## [YOUR GOAL]
Check each line of the listing below for the string "JSON", and copy the ones that have it.

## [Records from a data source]
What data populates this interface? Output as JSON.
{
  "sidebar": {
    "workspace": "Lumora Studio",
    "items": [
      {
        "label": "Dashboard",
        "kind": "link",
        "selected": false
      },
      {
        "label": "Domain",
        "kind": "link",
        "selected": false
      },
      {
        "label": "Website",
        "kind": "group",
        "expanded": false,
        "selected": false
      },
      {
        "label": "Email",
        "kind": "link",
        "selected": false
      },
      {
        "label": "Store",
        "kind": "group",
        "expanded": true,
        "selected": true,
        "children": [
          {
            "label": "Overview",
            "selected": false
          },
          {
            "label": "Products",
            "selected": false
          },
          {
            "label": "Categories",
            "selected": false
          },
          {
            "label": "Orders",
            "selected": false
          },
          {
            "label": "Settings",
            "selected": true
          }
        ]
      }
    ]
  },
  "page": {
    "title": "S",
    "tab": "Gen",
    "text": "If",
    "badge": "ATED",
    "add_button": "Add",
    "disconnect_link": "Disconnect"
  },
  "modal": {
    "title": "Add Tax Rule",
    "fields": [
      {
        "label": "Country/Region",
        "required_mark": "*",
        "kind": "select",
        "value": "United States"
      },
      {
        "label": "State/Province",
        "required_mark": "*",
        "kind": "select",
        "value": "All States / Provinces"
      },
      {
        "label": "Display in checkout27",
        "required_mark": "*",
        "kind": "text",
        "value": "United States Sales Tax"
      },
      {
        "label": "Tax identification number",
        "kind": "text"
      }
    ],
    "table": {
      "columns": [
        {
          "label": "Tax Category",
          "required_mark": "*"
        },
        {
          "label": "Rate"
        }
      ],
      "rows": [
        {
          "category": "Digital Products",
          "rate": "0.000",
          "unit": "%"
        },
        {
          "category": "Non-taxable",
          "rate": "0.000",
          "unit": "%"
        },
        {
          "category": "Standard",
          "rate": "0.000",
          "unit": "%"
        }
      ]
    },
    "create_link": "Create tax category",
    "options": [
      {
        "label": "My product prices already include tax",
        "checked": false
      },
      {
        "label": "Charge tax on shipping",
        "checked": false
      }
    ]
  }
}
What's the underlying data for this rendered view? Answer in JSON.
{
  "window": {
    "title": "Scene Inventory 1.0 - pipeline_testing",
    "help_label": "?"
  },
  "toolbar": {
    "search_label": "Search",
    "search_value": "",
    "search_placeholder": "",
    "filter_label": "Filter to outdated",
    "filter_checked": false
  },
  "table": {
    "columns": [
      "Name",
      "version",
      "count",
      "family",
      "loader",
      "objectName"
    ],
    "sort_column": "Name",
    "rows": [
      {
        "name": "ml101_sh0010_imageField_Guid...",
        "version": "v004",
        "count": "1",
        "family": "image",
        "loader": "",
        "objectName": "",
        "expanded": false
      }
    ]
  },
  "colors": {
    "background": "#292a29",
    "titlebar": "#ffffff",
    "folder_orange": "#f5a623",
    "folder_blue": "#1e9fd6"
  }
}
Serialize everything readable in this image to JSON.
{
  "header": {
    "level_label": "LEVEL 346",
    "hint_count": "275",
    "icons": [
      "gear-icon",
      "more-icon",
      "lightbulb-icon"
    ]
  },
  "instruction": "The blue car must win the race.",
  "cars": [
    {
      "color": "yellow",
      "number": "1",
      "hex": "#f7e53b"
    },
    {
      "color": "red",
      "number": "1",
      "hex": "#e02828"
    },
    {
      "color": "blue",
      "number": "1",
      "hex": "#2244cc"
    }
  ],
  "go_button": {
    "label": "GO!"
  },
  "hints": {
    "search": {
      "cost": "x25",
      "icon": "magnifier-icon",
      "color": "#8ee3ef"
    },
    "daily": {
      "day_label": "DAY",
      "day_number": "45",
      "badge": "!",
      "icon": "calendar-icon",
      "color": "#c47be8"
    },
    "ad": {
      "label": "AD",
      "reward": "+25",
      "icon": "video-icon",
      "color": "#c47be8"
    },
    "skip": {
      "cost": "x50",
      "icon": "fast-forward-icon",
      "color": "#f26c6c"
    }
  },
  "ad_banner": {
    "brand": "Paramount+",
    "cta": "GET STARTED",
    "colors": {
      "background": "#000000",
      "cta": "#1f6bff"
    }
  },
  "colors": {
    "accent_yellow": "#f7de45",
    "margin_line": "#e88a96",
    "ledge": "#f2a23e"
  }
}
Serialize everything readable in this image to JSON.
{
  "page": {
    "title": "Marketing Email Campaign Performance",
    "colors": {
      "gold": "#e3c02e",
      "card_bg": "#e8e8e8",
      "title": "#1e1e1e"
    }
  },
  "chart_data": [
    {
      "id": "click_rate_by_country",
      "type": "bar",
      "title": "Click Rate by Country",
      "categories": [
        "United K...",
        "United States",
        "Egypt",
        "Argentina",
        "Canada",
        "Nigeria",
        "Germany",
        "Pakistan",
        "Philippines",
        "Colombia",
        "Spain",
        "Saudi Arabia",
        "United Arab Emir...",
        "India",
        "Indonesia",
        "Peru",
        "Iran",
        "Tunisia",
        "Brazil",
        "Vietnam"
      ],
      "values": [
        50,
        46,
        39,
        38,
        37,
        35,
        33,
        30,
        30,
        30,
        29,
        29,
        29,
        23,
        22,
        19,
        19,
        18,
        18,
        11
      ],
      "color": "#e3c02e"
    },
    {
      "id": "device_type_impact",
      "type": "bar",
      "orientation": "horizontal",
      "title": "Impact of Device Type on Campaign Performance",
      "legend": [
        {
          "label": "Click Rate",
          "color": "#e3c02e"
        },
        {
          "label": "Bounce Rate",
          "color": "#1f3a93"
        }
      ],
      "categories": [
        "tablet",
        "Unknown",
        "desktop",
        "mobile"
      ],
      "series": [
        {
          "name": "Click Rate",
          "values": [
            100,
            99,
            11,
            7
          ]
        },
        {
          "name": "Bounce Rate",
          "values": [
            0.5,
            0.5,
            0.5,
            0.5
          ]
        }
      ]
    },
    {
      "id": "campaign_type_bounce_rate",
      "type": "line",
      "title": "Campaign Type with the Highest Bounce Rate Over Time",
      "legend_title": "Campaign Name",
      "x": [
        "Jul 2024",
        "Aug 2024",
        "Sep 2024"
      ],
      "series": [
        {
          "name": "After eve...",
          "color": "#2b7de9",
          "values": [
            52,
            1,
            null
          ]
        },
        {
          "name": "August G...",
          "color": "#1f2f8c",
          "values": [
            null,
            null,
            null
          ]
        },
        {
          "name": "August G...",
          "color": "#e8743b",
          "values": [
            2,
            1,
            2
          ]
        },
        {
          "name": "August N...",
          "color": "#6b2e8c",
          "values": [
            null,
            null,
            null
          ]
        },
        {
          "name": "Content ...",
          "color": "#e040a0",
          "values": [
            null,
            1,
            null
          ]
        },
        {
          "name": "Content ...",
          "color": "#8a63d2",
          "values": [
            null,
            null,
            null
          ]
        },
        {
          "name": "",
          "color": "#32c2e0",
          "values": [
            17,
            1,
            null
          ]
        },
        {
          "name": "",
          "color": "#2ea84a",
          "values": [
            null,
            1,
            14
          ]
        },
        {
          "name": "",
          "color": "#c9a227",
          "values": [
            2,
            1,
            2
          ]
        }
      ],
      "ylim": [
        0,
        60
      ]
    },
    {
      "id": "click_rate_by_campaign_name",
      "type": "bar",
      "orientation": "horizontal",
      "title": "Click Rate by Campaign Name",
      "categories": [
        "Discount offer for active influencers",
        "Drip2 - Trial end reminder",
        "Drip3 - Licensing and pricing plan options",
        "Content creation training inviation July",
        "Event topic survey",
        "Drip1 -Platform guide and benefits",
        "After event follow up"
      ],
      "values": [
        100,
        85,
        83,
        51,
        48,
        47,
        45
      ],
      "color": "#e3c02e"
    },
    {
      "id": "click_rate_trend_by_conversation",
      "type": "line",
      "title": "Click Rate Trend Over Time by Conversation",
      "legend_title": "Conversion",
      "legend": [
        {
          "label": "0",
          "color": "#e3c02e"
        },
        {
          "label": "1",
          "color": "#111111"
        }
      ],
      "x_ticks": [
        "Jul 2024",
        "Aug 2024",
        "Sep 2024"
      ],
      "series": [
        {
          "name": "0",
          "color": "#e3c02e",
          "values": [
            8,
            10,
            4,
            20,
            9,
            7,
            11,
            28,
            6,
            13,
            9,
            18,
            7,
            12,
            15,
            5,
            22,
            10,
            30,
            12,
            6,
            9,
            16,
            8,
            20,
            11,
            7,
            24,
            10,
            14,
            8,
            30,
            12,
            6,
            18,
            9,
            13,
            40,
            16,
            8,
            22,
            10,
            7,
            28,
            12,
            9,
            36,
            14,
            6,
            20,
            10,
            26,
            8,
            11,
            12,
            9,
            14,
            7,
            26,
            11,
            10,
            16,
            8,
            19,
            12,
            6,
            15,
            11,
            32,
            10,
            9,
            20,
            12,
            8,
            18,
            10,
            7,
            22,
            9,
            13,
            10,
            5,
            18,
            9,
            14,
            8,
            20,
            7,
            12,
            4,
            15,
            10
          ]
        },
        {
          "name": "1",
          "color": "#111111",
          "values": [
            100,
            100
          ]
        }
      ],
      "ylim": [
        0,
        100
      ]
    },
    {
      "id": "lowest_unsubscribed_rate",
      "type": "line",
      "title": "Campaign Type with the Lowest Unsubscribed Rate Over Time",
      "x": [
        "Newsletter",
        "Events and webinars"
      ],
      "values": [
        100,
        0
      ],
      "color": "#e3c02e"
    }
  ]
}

## [ANSWER TO THE PROBLEM]
What data populates this interface? Output as JSON.
What's the underlying data for this rendered view? Answer in JSON.
Serialize everything readable in this image to JSON.
Serialize everything readable in this image to JSON.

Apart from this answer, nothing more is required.